*YOUR INSTRUCTIONS:* Convert every line of the records below into a Markdown table with two columns, "No." for the row number and "Text" for the line itself. Leave out any blank lines.

*A series of records:*
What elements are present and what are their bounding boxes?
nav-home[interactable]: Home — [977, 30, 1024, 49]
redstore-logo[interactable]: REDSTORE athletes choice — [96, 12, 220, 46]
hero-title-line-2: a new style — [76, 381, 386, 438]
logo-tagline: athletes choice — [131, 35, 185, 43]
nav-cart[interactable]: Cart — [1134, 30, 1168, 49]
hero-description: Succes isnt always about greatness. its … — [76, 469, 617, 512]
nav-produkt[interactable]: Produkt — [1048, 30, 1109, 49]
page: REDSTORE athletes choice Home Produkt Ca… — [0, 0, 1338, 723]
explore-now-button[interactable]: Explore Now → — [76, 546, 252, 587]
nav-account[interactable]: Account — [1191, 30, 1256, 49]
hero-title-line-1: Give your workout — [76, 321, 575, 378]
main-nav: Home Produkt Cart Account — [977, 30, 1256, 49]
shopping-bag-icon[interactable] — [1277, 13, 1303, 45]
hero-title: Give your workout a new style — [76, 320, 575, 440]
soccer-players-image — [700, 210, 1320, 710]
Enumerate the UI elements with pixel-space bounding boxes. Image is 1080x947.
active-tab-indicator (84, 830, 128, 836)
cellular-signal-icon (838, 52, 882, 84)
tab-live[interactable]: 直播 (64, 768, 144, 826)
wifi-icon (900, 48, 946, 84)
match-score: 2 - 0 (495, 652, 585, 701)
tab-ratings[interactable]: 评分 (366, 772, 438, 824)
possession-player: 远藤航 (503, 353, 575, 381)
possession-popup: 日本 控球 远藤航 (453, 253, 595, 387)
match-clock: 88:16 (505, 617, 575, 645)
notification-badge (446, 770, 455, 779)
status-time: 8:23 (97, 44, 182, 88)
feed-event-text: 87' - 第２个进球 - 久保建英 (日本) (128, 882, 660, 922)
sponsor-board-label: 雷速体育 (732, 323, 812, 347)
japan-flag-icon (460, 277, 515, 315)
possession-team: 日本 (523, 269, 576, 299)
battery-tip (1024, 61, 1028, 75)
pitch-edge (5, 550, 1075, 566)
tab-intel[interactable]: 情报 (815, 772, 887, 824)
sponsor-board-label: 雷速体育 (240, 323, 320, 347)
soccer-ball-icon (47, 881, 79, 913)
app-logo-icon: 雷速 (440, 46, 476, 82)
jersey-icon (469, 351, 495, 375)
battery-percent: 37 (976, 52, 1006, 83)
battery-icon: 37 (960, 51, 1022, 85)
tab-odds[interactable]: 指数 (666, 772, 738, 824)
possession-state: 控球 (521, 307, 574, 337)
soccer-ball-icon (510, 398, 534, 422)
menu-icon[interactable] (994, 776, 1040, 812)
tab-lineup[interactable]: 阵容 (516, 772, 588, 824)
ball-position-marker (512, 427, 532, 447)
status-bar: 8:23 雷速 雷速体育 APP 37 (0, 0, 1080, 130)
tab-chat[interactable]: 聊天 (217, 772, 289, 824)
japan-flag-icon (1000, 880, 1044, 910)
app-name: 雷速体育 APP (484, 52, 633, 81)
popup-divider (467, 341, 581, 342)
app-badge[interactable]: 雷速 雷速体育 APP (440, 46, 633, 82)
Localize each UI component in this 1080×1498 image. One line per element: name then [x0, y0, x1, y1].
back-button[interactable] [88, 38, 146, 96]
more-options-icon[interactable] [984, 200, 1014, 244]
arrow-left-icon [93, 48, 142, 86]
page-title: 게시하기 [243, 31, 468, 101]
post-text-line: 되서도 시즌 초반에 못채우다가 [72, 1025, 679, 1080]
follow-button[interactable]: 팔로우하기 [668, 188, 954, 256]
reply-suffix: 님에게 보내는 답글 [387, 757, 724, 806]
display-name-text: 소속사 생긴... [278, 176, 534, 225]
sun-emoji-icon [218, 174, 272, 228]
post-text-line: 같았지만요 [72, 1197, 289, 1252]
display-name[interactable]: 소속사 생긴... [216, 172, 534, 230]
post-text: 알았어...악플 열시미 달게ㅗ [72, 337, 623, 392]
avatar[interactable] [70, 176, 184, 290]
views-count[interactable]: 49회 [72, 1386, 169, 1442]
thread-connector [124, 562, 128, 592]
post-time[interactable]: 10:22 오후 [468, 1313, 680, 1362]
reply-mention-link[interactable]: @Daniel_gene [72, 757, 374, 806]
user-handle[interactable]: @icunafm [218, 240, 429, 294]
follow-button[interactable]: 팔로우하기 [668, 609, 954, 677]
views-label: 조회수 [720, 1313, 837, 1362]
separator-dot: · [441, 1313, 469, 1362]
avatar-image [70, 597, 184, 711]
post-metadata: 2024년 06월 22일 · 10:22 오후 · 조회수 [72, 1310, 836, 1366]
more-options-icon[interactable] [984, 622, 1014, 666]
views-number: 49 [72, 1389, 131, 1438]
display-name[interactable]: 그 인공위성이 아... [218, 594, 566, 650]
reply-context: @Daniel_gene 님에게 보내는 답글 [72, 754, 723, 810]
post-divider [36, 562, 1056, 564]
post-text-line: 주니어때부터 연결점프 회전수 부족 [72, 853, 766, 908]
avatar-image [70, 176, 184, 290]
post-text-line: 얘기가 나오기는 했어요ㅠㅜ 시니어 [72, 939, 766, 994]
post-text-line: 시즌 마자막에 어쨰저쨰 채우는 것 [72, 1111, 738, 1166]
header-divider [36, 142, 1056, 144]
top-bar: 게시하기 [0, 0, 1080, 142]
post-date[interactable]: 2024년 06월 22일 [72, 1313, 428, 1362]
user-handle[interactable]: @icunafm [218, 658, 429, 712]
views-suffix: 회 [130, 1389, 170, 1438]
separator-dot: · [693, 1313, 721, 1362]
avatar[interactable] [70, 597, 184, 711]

*WORKED ANSWER:*
| No. | Text |
|---|---|
| 1 | What elements are present and what are their bounding boxes? |
| 2 | nav-home[interactable]: Home — [977, 30, 1024, 49] |
| 3 | redstore-logo[interactable]: REDSTORE athletes choice — [96, 12, 220, 46] |
| 4 | hero-title-line-2: a new style — [76, 381, 386, 438] |
| 5 | logo-tagline: athletes choice — [131, 35, 185, 43] |
| 6 | nav-cart[interactable]: Cart — [1134, 30, 1168, 49] |
| 7 | hero-description: Succes isnt always about greatness. its … — [76, 469, 617, 512] |
| 8 | nav-produkt[interactable]: Produkt — [1048, 30, 1109, 49] |
| 9 | page: REDSTORE athletes choice Home Produkt Ca… — [0, 0, 1338, 723] |
| 10 | explore-now-button[interactable]: Explore Now → — [76, 546, 252, 587] |
| 11 | nav-account[interactable]: Account — [1191, 30, 1256, 49] |
| 12 | hero-title-line-1: Give your workout — [76, 321, 575, 378] |
| 13 | main-nav: Home Produkt Cart Account — [977, 30, 1256, 49] |
| 14 | shopping-bag-icon[interactable] — [1277, 13, 1303, 45] |
| 15 | hero-title: Give your workout a new style — [76, 320, 575, 440] |
| 16 | soccer-players-image — [700, 210, 1320, 710] |
| 17 | Enumerate the UI elements with pixel-space bounding boxes. Image is 1080x947. |
| 18 | active-tab-indicator (84, 830, 128, 836) |
| 19 | cellular-signal-icon (838, 52, 882, 84) |
| 20 | tab-live[interactable]: 直播 (64, 768, 144, 826) |
| 21 | wifi-icon (900, 48, 946, 84) |
| 22 | match-score: 2 - 0 (495, 652, 585, 701) |
| 23 | tab-ratings[interactable]: 评分 (366, 772, 438, 824) |
| 24 | possession-player: 远藤航 (503, 353, 575, 381) |
| 25 | possession-popup: 日本 控球 远藤航 (453, 253, 595, 387) |
| 26 | match-clock: 88:16 (505, 617, 575, 645) |
| 27 | notification-badge (446, 770, 455, 779) |
| 28 | status-time: 8:23 (97, 44, 182, 88) |
| 29 | feed-event-text: 87' - 第２个进球 - 久保建英 (日本) (128, 882, 660, 922) |
| 30 | sponsor-board-label: 雷速体育 (732, 323, 812, 347) |
| 31 | japan-flag-icon (460, 277, 515, 315) |
| 32 | possession-team: 日本 (523, 269, 576, 299) |
| 33 | battery-tip (1024, 61, 1028, 75) |
| 34 | pitch-edge (5, 550, 1075, 566) |
| 35 | tab-intel[interactable]: 情报 (815, 772, 887, 824) |
| 36 | sponsor-board-label: 雷速体育 (240, 323, 320, 347) |
| 37 | soccer-ball-icon (47, 881, 79, 913) |
| 38 | app-logo-icon: 雷速 (440, 46, 476, 82) |
| 39 | jersey-icon (469, 351, 495, 375) |
| 40 | battery-percent: 37 (976, 52, 1006, 83) |
| 41 | battery-icon: 37 (960, 51, 1022, 85) |
| 42 | tab-odds[interactable]: 指数 (666, 772, 738, 824) |
| 43 | possession-state: 控球 (521, 307, 574, 337) |
| 44 | soccer-ball-icon (510, 398, 534, 422) |
| 45 | menu-icon[interactable] (994, 776, 1040, 812) |
| 46 | tab-lineup[interactable]: 阵容 (516, 772, 588, 824) |
| 47 | ball-position-marker (512, 427, 532, 447) |
| 48 | status-bar: 8:23 雷速 雷速体育 APP 37 (0, 0, 1080, 130) |
| 49 | tab-chat[interactable]: 聊天 (217, 772, 289, 824) |
| 50 | japan-flag-icon (1000, 880, 1044, 910) |
| 51 | app-name: 雷速体育 APP (484, 52, 633, 81) |
| 52 | popup-divider (467, 341, 581, 342) |
| 53 | app-badge[interactable]: 雷速 雷速体育 APP (440, 46, 633, 82) |
| 54 | Localize each UI component in this 1080×1498 image. One line per element: name then [x0, y0, x1, y1]. |
| 55 | back-button[interactable] [88, 38, 146, 96] |
| 56 | more-options-icon[interactable] [984, 200, 1014, 244] |
| 57 | arrow-left-icon [93, 48, 142, 86] |
| 58 | page-title: 게시하기 [243, 31, 468, 101] |
| 59 | post-text-line: 되서도 시즌 초반에 못채우다가 [72, 1025, 679, 1080] |
| 60 | follow-button[interactable]: 팔로우하기 [668, 188, 954, 256] |
| 61 | reply-suffix: 님에게 보내는 답글 [387, 757, 724, 806] |
| 62 | display-name-text: 소속사 생긴... [278, 176, 534, 225] |
| 63 | sun-emoji-icon [218, 174, 272, 228] |
| 64 | post-text-line: 같았지만요 [72, 1197, 289, 1252] |
| 65 | display-name[interactable]: 소속사 생긴... [216, 172, 534, 230] |
| 66 | post-text: 알았어...악플 열시미 달게ㅗ [72, 337, 623, 392] |
| 67 | avatar[interactable] [70, 176, 184, 290] |
| 68 | views-count[interactable]: 49회 [72, 1386, 169, 1442] |
| 69 | thread-connector [124, 562, 128, 592] |
| 70 | post-time[interactable]: 10:22 오후 [468, 1313, 680, 1362] |
| 71 | reply-mention-link[interactable]: @Daniel_gene [72, 757, 374, 806] |
| 72 | user-handle[interactable]: @icunafm [218, 240, 429, 294] |
| 73 | follow-button[interactable]: 팔로우하기 [668, 609, 954, 677] |
| 74 | views-label: 조회수 [720, 1313, 837, 1362] |
| 75 | separator-dot: · [441, 1313, 469, 1362] |
| 76 | avatar-image [70, 597, 184, 711] |
| 77 | post-metadata: 2024년 06월 22일 · 10:22 오후 · 조회수 [72, 1310, 836, 1366] |
| 78 | more-options-icon[interactable] [984, 622, 1014, 666] |
| 79 | views-number: 49 [72, 1389, 131, 1438] |
| 80 | display-name[interactable]: 그 인공위성이 아... [218, 594, 566, 650] |
| 81 | reply-context: @Daniel_gene 님에게 보내는 답글 [72, 754, 723, 810] |
| 82 | post-divider [36, 562, 1056, 564] |
| 83 | post-text-line: 주니어때부터 연결점프 회전수 부족 [72, 853, 766, 908] |
| 84 | avatar-image [70, 176, 184, 290] |
| 85 | post-text-line: 얘기가 나오기는 했어요ㅠㅜ 시니어 [72, 939, 766, 994] |
| 86 | post-text-line: 시즌 마자막에 어쨰저쨰 채우는 것 [72, 1111, 738, 1166] |
| 87 | header-divider [36, 142, 1056, 144] |
| 88 | top-bar: 게시하기 [0, 0, 1080, 142] |
| 89 | post-date[interactable]: 2024년 06월 22일 [72, 1313, 428, 1362] |
| 90 | user-handle[interactable]: @icunafm [218, 658, 429, 712] |
| 91 | views-suffix: 회 [130, 1389, 170, 1438] |
| 92 | separator-dot: · [693, 1313, 721, 1362] |
| 93 | avatar[interactable] [70, 597, 184, 711] |